==== Records provided

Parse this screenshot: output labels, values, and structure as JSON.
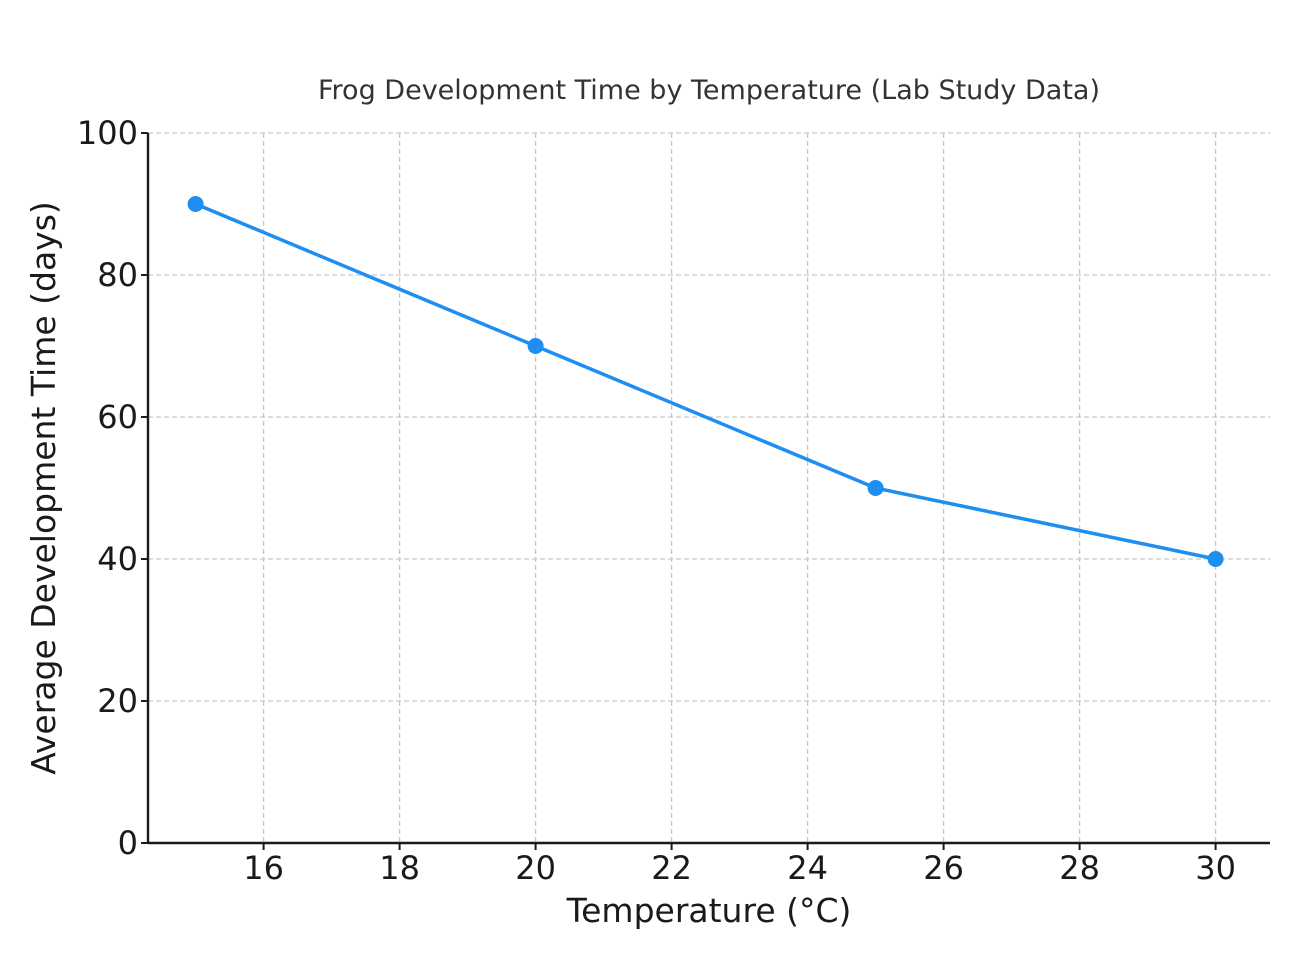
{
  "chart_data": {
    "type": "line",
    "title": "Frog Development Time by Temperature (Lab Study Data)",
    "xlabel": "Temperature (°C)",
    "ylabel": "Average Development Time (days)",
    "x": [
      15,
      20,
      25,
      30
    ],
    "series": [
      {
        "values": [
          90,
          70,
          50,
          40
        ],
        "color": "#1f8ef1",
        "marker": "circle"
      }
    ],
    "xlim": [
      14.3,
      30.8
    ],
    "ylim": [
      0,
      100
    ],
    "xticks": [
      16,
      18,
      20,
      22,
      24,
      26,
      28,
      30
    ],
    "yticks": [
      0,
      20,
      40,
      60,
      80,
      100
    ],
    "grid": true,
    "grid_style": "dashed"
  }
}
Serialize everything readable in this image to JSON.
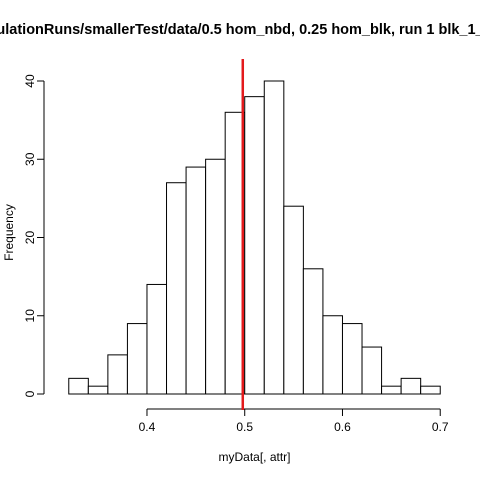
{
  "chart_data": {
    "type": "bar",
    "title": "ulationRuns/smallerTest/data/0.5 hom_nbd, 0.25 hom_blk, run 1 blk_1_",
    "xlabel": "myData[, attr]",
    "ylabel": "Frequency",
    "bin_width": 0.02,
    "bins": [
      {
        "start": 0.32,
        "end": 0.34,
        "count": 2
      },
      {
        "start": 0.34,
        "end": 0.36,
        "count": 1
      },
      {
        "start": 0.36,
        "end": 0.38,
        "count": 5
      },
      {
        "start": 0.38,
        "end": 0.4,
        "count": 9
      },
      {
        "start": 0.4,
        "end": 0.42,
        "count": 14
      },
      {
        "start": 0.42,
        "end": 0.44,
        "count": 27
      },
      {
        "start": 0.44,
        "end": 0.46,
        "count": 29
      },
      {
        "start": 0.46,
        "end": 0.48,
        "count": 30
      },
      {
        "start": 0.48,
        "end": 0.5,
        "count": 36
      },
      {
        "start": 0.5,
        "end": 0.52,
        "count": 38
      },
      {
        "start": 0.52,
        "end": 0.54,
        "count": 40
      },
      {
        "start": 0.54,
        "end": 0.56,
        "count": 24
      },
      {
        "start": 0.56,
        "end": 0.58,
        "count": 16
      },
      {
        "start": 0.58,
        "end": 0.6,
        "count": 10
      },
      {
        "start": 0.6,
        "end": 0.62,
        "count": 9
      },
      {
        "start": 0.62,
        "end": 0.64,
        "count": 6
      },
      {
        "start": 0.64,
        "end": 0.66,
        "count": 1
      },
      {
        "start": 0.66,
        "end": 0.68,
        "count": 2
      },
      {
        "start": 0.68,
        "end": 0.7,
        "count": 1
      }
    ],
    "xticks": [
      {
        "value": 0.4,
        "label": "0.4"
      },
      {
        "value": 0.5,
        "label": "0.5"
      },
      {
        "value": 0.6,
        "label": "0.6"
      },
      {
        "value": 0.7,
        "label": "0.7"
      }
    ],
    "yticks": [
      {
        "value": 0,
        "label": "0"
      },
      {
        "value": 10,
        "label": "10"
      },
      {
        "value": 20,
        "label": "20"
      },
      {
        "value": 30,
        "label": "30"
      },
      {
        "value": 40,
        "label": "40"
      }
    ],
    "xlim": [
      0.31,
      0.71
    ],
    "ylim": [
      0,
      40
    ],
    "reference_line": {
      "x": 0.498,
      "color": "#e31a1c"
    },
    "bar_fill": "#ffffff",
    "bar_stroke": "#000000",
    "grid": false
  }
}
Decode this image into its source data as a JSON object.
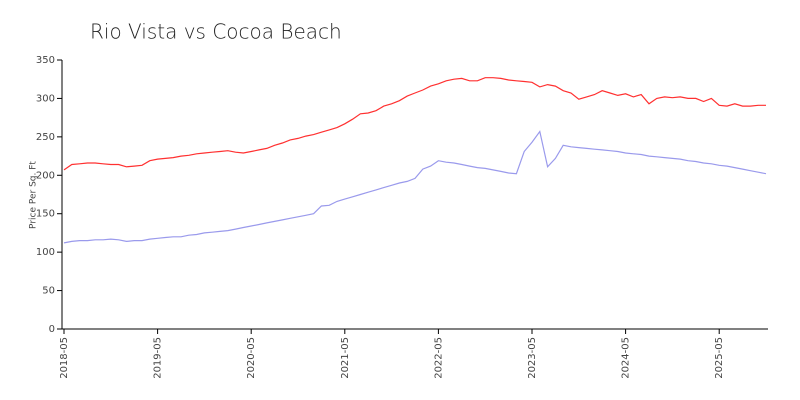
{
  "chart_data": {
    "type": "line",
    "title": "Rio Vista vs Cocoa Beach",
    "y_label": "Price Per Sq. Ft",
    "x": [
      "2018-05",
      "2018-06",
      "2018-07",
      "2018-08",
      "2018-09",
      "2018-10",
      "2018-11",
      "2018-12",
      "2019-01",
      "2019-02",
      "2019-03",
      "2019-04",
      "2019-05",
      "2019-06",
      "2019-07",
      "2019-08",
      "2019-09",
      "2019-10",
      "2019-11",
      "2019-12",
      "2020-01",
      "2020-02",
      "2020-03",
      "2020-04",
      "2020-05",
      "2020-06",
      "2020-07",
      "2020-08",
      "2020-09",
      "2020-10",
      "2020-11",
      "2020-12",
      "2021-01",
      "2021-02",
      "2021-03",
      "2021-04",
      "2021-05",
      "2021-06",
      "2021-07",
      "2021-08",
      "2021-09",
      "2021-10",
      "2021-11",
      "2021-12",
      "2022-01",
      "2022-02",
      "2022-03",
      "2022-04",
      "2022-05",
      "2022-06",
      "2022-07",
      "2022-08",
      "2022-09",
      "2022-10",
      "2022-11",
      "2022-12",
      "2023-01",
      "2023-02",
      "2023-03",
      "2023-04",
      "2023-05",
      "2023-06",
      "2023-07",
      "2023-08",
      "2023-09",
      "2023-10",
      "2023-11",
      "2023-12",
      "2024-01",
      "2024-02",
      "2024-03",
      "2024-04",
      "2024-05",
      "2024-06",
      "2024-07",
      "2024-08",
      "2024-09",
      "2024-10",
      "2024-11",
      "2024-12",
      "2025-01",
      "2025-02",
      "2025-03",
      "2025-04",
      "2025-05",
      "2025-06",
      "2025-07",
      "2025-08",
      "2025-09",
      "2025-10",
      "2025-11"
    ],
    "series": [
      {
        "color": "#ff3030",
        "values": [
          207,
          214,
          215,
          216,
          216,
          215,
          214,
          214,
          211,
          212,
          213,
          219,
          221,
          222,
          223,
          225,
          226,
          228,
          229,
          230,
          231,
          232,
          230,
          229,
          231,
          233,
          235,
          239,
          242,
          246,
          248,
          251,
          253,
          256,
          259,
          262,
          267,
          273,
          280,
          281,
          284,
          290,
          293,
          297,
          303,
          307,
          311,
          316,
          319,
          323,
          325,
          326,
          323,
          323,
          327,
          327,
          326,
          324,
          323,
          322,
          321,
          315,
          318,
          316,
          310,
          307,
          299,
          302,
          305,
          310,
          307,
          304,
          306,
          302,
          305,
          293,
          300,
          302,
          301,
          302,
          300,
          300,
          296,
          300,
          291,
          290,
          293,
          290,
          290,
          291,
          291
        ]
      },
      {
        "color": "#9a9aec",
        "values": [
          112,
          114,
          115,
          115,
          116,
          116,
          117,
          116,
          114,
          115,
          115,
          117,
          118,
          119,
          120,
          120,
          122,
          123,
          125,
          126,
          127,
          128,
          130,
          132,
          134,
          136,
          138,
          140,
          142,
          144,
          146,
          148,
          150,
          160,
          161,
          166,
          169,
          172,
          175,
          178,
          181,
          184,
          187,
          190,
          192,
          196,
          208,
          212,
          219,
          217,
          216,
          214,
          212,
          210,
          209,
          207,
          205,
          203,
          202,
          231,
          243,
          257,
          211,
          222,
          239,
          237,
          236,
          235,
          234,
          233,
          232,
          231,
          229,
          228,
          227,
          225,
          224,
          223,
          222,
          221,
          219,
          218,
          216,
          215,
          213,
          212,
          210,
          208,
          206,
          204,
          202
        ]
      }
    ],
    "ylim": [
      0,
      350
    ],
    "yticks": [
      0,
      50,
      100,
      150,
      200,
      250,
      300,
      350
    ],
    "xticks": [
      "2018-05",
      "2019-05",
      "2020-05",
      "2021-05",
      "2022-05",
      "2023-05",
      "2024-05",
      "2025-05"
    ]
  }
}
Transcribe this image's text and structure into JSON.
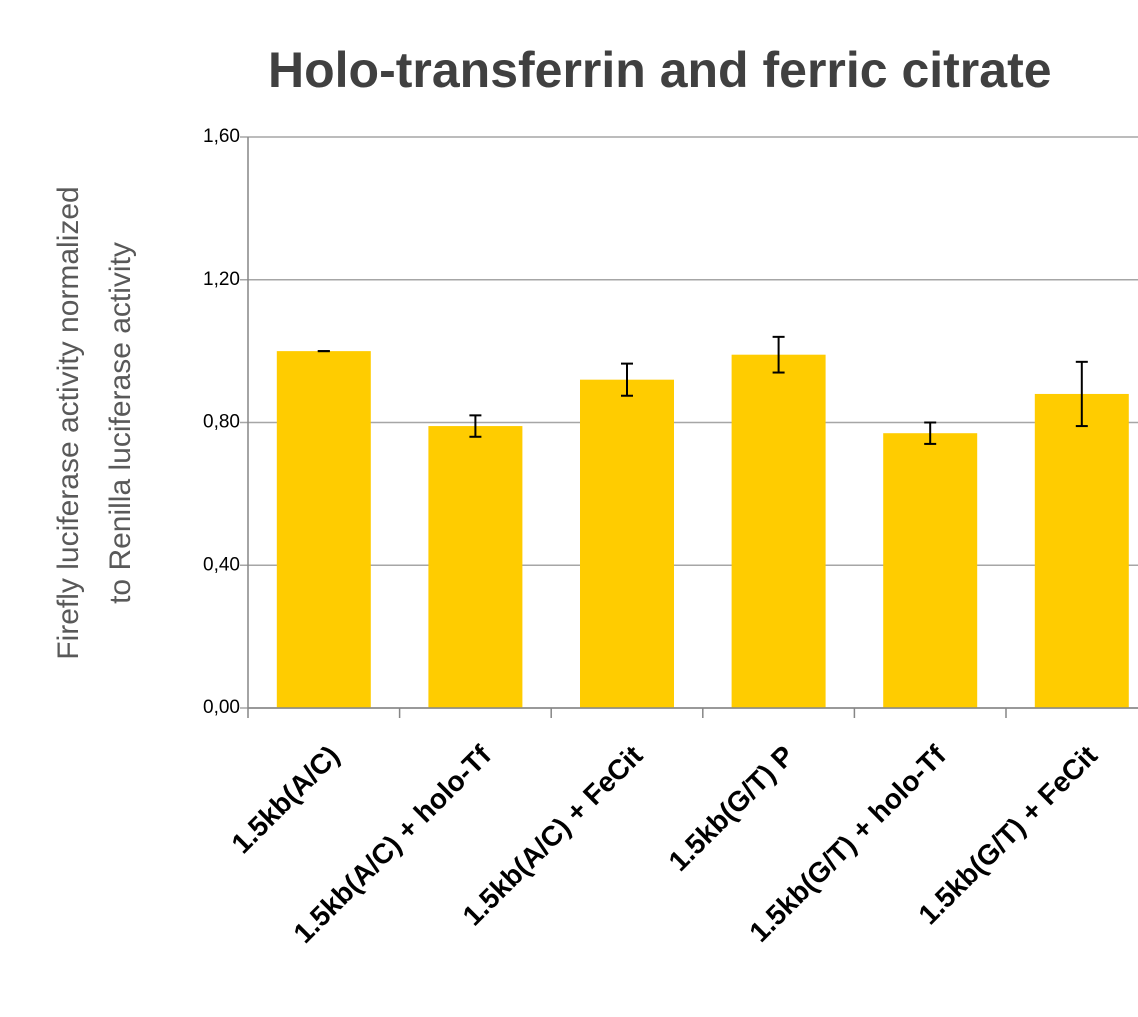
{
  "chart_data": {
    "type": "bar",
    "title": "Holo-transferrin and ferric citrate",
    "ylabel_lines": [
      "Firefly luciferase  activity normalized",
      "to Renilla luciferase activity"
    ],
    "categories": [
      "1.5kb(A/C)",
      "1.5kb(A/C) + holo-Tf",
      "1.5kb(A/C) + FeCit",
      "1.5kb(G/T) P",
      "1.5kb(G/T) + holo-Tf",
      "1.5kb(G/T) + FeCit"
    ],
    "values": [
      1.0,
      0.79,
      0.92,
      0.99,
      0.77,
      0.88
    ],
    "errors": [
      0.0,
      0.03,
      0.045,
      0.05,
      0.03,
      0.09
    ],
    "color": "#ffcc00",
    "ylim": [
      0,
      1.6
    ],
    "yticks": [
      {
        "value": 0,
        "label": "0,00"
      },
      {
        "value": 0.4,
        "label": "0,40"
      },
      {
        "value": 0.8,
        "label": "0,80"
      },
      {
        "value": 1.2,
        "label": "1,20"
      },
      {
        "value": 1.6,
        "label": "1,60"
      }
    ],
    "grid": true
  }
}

========

▶ What to do
Look for the line that contains "Transcribe this image's", then please copy it and the rest of the lines through the end of the data, pictures excluded.

▶ Written solution
Transcribe this image's text and structure into JSON.
{
  "chart_data": {
    "type": "bar",
    "title": "Holo-transferrin and ferric citrate",
    "ylabel_lines": [
      "Firefly luciferase  activity normalized",
      "to Renilla luciferase activity"
    ],
    "categories": [
      "1.5kb(A/C)",
      "1.5kb(A/C) + holo-Tf",
      "1.5kb(A/C) + FeCit",
      "1.5kb(G/T) P",
      "1.5kb(G/T) + holo-Tf",
      "1.5kb(G/T) + FeCit"
    ],
    "values": [
      1.0,
      0.79,
      0.92,
      0.99,
      0.77,
      0.88
    ],
    "errors": [
      0.0,
      0.03,
      0.045,
      0.05,
      0.03,
      0.09
    ],
    "color": "#ffcc00",
    "ylim": [
      0,
      1.6
    ],
    "yticks": [
      {
        "value": 0,
        "label": "0,00"
      },
      {
        "value": 0.4,
        "label": "0,40"
      },
      {
        "value": 0.8,
        "label": "0,80"
      },
      {
        "value": 1.2,
        "label": "1,20"
      },
      {
        "value": 1.6,
        "label": "1,60"
      }
    ],
    "grid": true
  }
}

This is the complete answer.